Dataset rows
[START]

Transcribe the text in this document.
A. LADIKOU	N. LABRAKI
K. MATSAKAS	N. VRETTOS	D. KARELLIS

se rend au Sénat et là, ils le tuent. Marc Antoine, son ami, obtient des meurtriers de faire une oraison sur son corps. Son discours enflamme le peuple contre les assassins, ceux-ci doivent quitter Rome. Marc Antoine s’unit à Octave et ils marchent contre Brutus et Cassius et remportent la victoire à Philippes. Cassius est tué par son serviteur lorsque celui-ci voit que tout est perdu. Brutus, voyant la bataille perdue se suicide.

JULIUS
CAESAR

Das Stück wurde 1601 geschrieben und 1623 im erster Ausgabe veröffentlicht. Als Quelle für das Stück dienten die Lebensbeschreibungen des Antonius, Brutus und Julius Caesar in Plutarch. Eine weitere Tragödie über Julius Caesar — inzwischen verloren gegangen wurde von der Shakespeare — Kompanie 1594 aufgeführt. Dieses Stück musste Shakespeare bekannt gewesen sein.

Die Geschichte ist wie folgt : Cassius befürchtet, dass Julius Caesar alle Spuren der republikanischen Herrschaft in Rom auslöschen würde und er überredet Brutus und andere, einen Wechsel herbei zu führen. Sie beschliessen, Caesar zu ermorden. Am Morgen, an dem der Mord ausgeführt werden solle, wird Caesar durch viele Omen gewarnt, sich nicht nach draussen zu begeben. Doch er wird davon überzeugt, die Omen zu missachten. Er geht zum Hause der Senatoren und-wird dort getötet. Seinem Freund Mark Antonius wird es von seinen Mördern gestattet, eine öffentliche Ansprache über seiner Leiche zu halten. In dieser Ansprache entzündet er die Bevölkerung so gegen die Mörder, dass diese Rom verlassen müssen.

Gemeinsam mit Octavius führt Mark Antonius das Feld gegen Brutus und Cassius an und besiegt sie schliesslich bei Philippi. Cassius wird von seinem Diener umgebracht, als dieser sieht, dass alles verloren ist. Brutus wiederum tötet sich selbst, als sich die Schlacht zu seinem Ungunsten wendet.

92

[END]

Task instructions
Of the lines in the data above, how many contain the word "dass"? Give only that figure.

Worked solution
2